----- PASSAGE SHOWN -----

A couple of years ago I was enamored with a clever password manager that pointed the way toward an ideal solution. It was really just a bookmarklet — a small chunk of JavaScript code — that used a simple method to produce a unique and strong password for the website you were visiting. The method was to combine a passphrase that you could remember with the domain name of the site, using a one-way cryptographic hash, in order to produce a strong password that would be unique to the site — and that you’d otherwise never be able to remember.

It wasn’t perfect. Sometimes the passwords it generated wouldn’t meet a site’s requirements. And sometimes the login domain name would vary, which broke the scheme. But it introduced me to two powerful — and related — ideas. JavaScript could turn your browser into a programmable cryptographic engine. And that engine could be used to implement protocols that relied on cryptography but transmitted no secrets over the wire.

To my way of thinking, that’s a killer combination. For years I’ve been using Bruce Schneier’s Password Safe, a Windows program that keeps my passwords in an encrypted store. There are many such programs, another example being 1Password for the Mac. This kind of app lives on your computer and talks to a local data store. That means it’s cumbersome to move the app and your data from one of your machines to another. And you can’t use it online, say from a public machine at the library or a friend’s computer.

Imagine a web application that would encrypt your credentials and store them in the cloud. It would deliver that encrypted store to any browser you happen to be using, along with a JavaScript engine that could decrypt it, display your credentials, and even use them to automatically log you onto any of your password-protected services. You’d trust it because its cryptographic code would be available for security pros to validate.

I’ve wanted this solution for a long time. Now I have it: Clipperz. My guest for this week’s Innovators show is Marco Barulli, founder and CEO of Clipperz, which he describes as a zero-knowledge web application. What Clipperz has zero knowledge of is you and your data. It just connects you with your data, on terms that you control, in a way that reminds me of Peter Wayner’s concept of translucent databases.

Clipperz is immediately useful to all of us who struggle to manage our growing collections of online credentials, But it’s also a great example of an important design principle. We reflexively build services that identity users and retain all kinds of information about them. Often we need such knowledge, but it’s a liability for the operators of services that store it, and a risk for users of those services. If it’s feasible not to know, we can embrace that constraint and achieve powerful effects.

----- STORED DATA -----

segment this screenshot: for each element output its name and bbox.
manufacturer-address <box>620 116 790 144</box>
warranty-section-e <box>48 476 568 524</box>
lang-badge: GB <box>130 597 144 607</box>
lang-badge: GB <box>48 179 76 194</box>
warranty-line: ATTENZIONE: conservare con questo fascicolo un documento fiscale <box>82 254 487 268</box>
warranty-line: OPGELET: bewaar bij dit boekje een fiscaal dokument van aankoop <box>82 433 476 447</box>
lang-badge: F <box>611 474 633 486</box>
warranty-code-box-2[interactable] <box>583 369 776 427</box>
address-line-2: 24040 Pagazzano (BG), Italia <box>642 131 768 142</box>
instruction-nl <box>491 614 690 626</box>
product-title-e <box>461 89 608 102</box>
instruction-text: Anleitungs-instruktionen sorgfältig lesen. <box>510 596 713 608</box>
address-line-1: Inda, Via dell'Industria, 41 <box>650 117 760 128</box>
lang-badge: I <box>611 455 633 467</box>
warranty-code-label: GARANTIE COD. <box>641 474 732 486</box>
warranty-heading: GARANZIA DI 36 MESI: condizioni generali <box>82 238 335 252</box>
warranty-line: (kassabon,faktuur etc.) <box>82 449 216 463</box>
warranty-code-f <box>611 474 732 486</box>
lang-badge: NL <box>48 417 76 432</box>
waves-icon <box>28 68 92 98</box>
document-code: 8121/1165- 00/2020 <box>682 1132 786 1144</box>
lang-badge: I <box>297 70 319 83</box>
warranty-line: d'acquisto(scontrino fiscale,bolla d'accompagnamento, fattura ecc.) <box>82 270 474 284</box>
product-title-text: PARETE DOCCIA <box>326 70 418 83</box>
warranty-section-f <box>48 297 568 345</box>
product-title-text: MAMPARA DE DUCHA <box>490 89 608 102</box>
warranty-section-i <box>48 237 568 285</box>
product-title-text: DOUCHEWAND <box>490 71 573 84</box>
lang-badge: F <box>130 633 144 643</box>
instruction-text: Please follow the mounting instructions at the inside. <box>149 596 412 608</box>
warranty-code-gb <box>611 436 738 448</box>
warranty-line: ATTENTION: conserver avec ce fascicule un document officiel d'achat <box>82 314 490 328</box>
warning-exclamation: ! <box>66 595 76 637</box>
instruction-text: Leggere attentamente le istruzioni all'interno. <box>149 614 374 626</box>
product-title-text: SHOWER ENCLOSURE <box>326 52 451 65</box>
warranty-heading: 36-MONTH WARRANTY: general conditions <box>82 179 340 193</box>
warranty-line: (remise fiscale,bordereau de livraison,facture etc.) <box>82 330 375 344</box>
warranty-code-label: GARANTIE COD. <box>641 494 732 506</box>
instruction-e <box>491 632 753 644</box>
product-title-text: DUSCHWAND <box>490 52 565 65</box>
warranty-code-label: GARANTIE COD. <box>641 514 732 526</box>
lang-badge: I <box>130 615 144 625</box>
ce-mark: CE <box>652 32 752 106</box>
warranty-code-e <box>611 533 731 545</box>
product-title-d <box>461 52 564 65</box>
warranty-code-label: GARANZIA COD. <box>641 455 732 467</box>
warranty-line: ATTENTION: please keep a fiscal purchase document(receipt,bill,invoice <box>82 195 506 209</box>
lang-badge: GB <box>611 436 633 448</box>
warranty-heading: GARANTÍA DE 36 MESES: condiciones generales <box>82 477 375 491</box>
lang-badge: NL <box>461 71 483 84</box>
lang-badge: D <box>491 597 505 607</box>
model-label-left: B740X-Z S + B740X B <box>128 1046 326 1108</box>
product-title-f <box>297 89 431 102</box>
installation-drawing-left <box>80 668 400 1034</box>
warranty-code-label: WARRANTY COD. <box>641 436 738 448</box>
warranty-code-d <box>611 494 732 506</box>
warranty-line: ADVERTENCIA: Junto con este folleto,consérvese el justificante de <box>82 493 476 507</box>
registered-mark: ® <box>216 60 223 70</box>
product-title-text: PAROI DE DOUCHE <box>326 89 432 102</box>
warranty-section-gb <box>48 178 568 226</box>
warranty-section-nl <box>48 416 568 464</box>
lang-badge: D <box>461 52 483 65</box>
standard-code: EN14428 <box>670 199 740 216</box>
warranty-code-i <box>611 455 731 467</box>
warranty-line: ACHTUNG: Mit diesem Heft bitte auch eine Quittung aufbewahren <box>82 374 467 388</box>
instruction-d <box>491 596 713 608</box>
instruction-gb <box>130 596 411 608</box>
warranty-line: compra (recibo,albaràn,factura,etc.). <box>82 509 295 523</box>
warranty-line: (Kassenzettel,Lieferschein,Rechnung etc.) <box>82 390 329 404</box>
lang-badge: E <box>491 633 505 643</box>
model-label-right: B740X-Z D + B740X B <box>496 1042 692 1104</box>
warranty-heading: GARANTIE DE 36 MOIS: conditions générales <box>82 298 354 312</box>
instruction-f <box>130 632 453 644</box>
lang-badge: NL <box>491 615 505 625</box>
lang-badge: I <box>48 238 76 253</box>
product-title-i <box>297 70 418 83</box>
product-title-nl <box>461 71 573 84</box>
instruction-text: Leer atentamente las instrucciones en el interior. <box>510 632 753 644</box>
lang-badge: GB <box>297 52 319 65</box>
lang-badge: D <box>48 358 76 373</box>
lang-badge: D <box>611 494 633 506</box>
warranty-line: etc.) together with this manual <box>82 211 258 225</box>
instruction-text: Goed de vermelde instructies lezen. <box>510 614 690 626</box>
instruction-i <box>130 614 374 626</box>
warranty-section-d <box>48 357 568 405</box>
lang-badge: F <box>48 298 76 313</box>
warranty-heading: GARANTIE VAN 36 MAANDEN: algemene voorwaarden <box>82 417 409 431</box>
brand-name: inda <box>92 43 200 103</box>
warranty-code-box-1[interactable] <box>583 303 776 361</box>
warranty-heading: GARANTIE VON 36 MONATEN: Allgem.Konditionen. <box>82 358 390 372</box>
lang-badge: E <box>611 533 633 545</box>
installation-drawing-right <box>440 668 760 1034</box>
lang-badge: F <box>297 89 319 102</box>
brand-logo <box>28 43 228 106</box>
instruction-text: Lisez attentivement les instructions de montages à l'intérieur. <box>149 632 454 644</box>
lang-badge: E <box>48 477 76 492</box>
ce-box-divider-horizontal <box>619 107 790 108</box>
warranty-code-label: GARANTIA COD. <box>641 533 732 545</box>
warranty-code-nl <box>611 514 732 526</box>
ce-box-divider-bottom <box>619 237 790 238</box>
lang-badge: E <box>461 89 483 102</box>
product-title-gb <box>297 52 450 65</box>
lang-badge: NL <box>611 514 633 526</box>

-----

▶ [REQUIREMENT]:
Answer these questions using the password manager article above.
(a) What did the bookmarklet combine to produce a site's password?
(b) Which Windows program has the writer used for years to keep passwords in an encrypted store?
(c) Who is the founder and CEO of Clipperz?

▶ [WORKED SOLUTION]:
(a) A passphrase you could remember and the site's domain name, combined with a one-way cryptographic hash.
(b) Bruce Schneier's Password Safe.
(c) Marco Barulli.